> [INSTRUCTIONS TO FOLLOW] Read the listing below and copy out every line that holds "kids".

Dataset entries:
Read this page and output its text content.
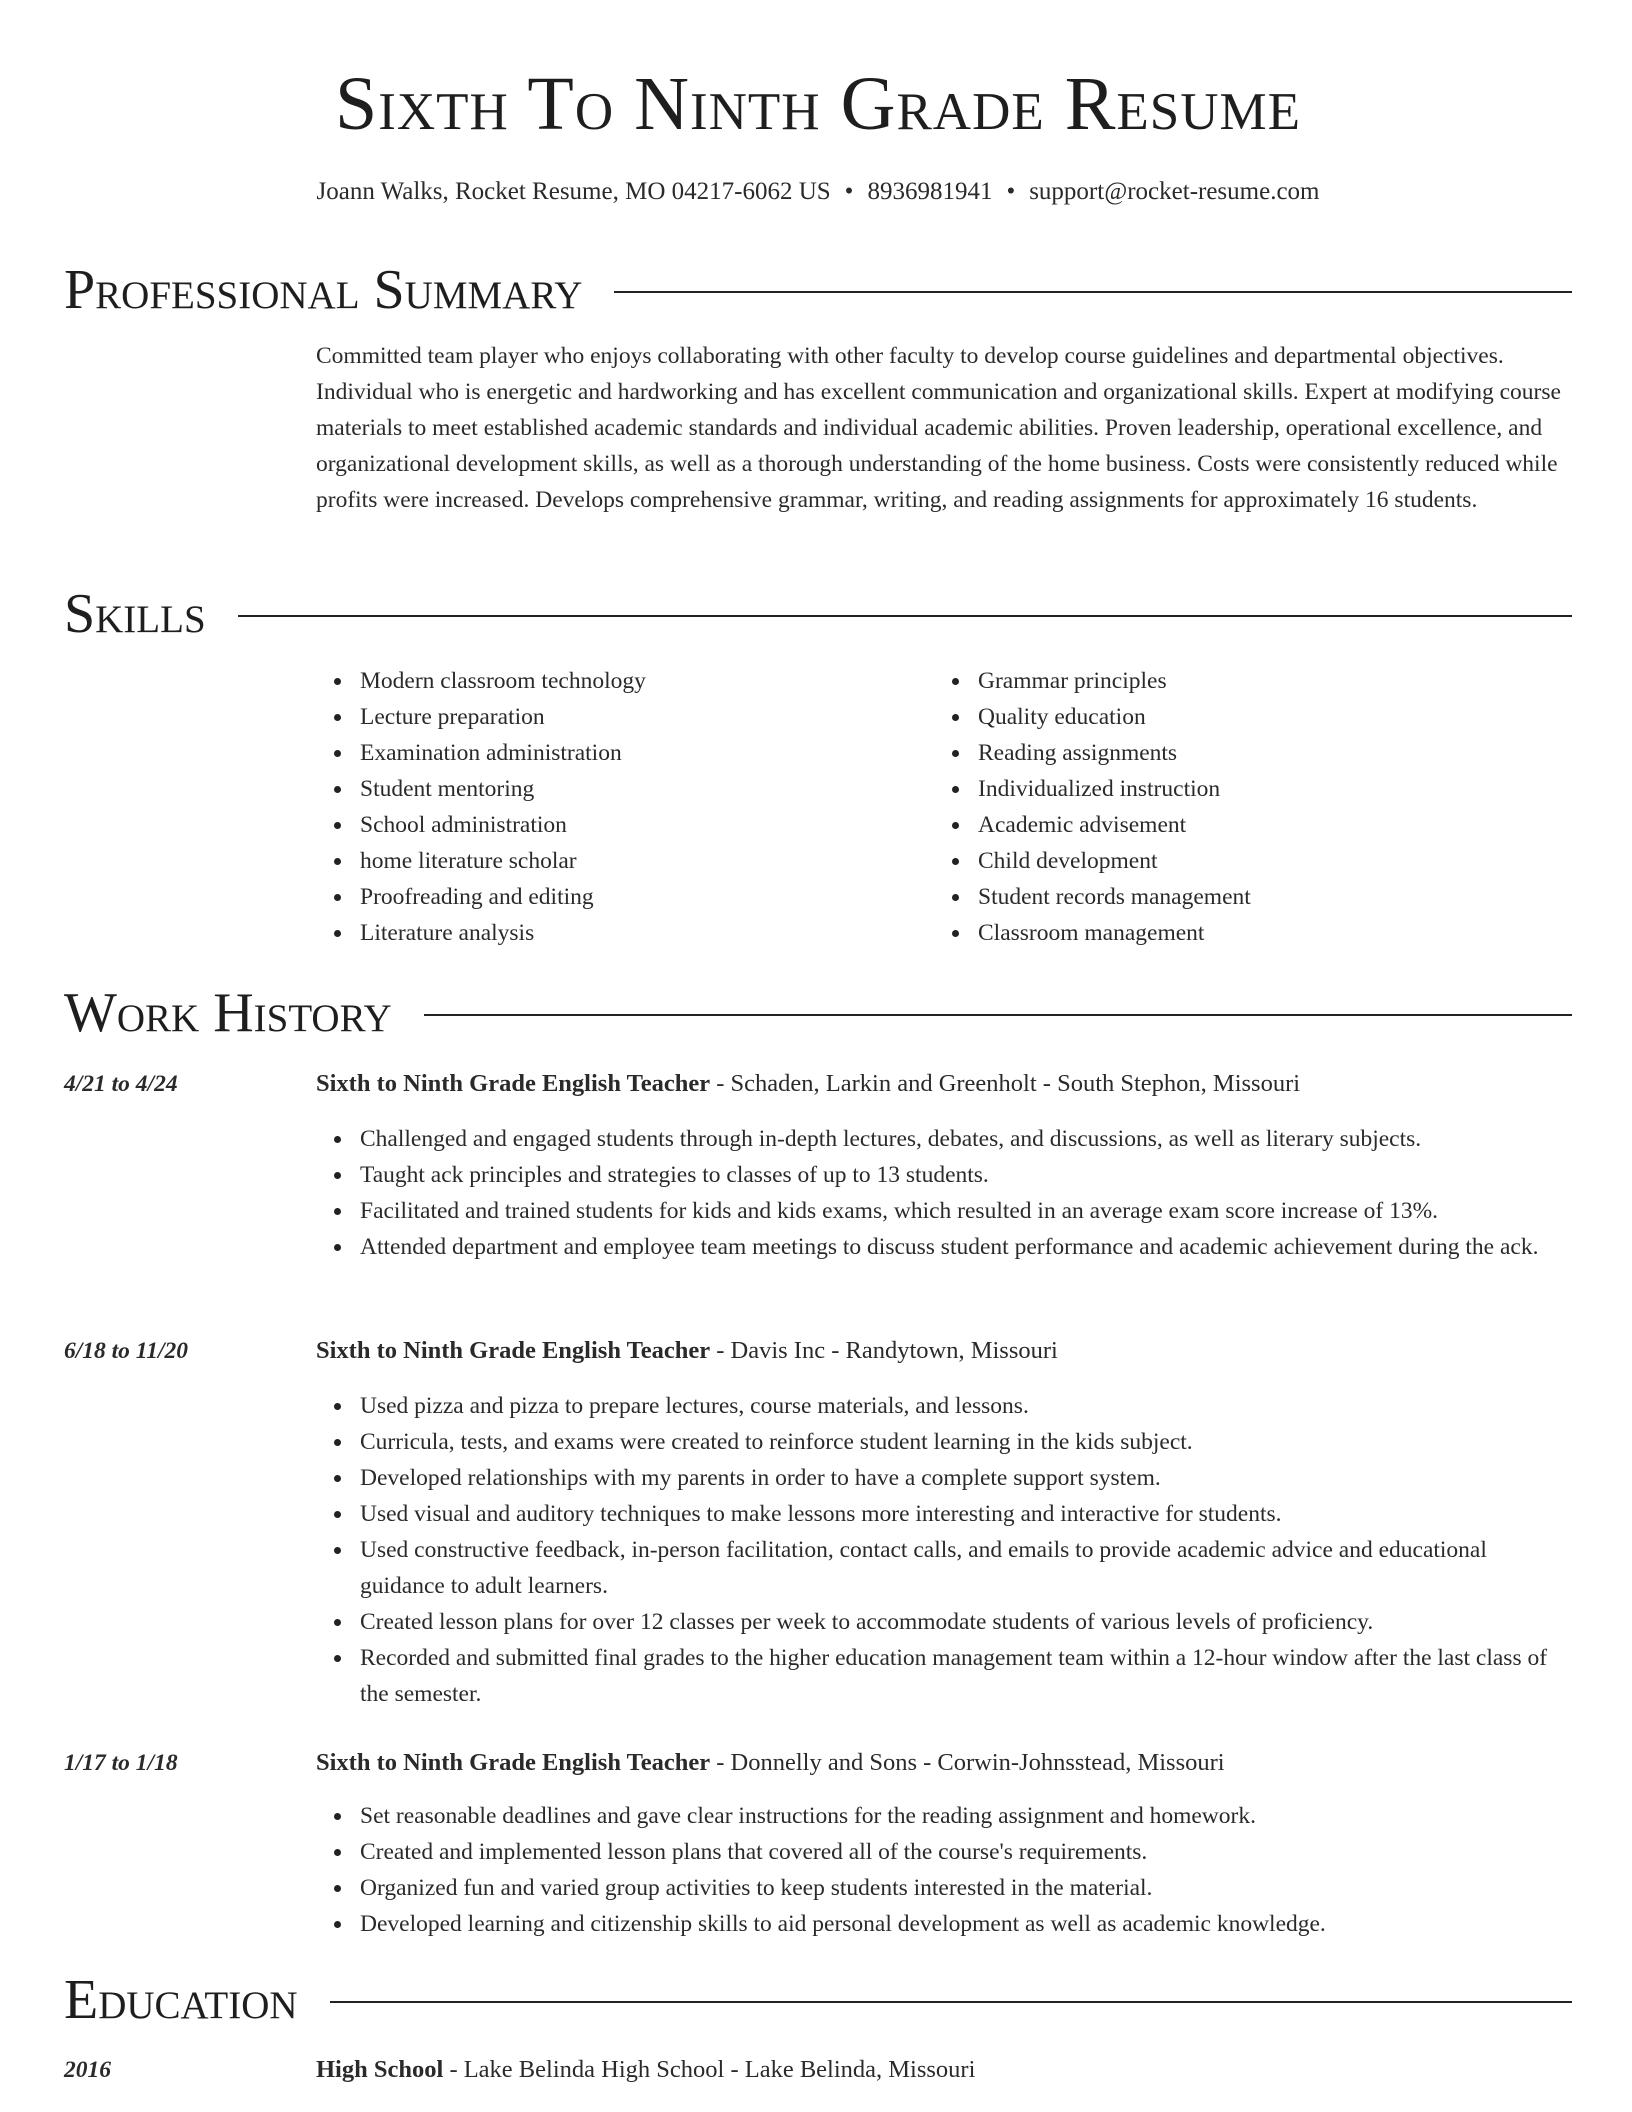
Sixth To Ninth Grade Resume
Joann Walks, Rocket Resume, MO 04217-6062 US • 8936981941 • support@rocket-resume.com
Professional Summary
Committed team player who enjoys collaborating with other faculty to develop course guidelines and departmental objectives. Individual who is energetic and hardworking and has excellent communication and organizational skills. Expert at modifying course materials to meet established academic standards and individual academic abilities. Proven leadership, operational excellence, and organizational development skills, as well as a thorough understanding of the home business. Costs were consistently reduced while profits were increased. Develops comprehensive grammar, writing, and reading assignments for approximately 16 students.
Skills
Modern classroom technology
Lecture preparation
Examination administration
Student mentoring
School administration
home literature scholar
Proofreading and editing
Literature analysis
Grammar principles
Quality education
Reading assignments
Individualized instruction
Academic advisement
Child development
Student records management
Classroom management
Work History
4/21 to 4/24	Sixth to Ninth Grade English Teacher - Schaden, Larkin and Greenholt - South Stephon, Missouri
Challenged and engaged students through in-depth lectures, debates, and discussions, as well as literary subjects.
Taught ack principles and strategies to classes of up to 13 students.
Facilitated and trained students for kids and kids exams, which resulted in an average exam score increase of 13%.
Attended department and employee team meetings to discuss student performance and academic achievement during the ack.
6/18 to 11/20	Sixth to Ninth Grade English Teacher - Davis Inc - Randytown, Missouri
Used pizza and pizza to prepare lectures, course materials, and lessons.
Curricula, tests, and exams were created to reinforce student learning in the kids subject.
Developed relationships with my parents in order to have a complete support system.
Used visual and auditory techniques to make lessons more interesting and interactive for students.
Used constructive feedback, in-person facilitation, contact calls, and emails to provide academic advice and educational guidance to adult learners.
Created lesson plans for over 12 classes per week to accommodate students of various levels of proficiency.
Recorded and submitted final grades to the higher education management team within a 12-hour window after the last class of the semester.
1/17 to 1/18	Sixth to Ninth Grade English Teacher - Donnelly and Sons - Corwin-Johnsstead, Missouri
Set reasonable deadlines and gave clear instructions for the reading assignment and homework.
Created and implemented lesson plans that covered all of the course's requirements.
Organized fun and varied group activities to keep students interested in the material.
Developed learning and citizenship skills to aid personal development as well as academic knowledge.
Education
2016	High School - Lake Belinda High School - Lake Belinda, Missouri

==

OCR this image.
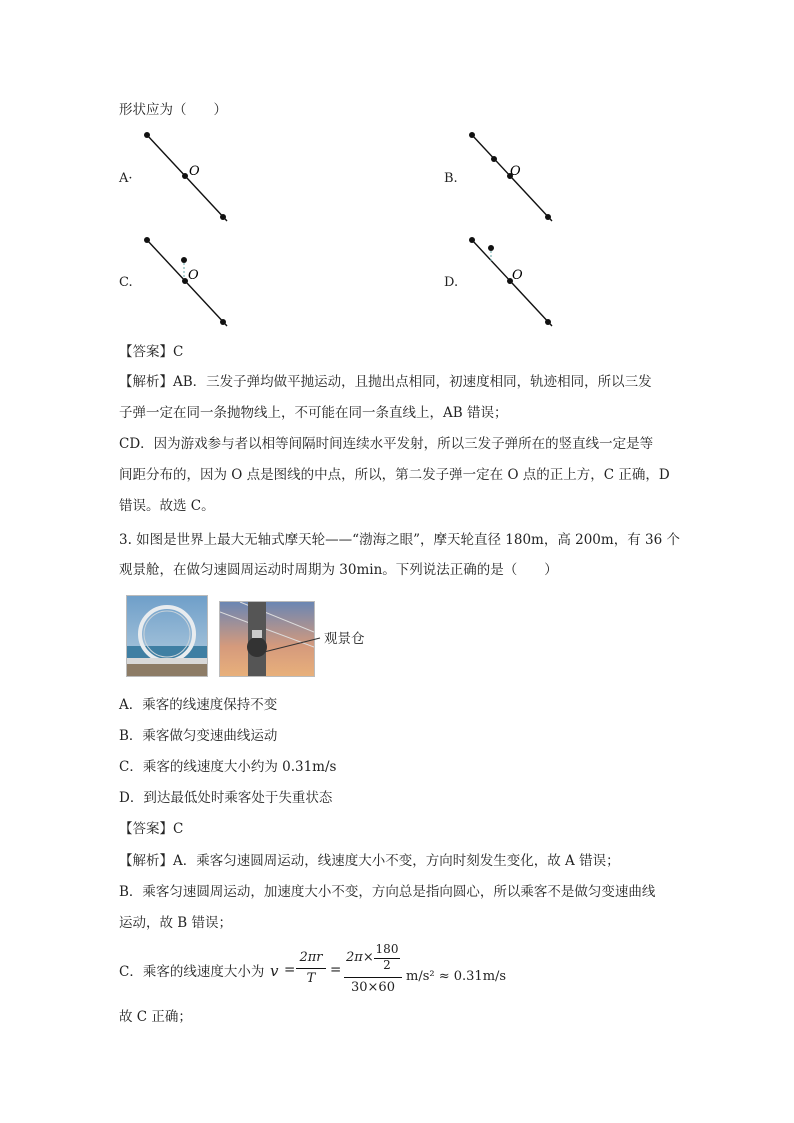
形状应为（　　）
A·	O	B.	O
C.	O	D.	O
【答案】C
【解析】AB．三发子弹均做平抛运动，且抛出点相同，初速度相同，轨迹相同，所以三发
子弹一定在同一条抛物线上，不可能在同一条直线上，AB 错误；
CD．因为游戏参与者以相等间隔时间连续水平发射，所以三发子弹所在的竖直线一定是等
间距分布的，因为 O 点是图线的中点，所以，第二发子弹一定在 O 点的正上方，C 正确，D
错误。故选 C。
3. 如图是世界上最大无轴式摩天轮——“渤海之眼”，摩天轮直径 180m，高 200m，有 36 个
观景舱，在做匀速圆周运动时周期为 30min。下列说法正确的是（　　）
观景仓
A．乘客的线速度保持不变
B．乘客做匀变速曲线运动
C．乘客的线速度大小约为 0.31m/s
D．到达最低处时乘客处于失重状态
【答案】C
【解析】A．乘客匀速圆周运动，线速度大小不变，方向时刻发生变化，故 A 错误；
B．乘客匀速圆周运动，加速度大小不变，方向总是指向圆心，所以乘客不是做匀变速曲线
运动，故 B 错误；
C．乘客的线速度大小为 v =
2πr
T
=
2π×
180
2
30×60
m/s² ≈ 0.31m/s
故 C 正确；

> [TASK SOLUTION]
Facilitated and trained students for kids and kids exams, which resulted in an average exam score increase of 13%.
Curricula, tests, and exams were created to reinforce student learning in the kids subject.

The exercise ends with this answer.